***** Records for the exercise
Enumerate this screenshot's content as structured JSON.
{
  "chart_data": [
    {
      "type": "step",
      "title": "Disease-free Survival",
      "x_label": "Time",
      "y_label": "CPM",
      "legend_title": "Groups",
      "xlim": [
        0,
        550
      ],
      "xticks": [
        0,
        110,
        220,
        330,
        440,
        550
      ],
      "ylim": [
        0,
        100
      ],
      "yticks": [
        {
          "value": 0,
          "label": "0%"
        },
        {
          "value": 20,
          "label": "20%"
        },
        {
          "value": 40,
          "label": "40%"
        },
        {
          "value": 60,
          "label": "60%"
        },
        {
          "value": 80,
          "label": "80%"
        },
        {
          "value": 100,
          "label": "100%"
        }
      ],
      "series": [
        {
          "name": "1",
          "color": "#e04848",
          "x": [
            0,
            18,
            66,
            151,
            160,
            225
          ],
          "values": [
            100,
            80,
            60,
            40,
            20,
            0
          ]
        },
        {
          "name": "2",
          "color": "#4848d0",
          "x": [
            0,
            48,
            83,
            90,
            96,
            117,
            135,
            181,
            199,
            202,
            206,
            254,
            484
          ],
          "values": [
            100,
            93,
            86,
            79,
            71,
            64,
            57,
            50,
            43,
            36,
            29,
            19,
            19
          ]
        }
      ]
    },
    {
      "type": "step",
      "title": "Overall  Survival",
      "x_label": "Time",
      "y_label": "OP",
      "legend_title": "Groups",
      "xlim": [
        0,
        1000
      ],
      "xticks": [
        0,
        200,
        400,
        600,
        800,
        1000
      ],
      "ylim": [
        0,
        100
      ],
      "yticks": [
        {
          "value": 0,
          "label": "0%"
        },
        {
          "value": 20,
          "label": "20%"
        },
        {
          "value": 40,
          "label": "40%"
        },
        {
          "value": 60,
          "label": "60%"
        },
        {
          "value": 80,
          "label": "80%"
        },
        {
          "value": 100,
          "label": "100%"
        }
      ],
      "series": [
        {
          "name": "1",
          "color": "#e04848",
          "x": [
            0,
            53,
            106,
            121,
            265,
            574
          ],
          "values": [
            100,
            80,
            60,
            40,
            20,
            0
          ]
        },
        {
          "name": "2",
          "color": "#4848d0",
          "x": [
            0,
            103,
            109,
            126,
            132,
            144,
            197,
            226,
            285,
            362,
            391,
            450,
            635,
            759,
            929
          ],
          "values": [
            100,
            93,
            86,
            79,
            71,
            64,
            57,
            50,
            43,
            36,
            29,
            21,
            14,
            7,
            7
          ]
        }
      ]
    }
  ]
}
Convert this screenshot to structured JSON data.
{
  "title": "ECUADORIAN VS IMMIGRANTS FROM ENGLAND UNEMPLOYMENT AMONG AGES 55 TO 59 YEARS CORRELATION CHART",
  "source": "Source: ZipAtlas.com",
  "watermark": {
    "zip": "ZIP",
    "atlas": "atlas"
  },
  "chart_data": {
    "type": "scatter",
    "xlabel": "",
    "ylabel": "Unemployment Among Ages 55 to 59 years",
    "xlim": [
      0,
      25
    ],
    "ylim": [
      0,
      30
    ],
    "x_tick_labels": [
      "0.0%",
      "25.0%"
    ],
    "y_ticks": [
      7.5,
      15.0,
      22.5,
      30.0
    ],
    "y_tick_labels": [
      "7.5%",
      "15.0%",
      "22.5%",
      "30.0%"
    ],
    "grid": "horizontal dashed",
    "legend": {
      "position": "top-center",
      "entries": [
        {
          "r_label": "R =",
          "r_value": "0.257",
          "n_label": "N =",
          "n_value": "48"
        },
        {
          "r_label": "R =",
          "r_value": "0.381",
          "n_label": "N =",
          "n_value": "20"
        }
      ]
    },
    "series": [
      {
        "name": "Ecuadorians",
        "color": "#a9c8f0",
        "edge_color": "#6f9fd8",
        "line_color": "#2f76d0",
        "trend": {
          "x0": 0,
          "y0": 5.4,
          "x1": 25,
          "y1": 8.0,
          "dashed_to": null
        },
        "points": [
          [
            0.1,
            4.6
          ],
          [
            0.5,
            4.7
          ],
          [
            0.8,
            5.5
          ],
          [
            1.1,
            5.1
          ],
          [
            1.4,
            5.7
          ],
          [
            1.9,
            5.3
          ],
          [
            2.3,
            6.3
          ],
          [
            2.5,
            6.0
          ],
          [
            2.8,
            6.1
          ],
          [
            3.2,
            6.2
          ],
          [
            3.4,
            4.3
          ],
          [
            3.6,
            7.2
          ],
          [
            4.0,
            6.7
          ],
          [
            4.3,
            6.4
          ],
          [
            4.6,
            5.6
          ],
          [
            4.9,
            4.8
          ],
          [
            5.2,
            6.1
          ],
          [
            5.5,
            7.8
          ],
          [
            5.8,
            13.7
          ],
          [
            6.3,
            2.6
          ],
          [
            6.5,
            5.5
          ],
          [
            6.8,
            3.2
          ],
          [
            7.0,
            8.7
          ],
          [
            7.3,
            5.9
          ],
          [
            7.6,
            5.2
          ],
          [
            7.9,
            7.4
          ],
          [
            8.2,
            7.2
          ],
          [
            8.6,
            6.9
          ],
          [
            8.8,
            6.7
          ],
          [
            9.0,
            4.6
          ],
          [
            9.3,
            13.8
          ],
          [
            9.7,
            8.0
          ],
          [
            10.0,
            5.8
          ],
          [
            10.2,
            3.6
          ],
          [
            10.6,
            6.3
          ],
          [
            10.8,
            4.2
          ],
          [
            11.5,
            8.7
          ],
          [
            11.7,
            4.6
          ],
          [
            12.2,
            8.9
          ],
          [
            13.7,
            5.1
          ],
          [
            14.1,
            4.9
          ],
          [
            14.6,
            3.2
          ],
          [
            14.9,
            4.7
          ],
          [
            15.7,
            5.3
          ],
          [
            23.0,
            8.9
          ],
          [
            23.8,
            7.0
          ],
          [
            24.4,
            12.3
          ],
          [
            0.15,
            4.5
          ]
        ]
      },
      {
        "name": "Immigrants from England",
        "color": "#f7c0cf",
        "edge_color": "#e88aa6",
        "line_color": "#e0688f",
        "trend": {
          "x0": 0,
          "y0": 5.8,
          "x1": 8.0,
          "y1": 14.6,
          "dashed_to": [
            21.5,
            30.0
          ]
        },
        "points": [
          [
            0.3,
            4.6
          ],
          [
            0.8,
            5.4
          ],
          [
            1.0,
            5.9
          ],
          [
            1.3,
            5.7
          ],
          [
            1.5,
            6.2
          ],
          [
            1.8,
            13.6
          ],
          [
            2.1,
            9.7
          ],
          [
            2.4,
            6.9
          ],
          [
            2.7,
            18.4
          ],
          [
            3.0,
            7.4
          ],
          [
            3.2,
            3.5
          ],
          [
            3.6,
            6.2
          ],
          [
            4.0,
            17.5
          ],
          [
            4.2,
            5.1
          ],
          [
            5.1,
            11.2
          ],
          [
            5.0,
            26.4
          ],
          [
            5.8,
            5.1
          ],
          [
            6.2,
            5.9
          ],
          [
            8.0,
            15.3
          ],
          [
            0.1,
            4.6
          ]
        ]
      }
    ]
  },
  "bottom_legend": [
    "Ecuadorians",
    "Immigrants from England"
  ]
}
**********
Given request: Look through the entries and return every line where "Survival" appears.

Task answer:
      "title": "Disease-free Survival",
      "title": "Overall  Survival",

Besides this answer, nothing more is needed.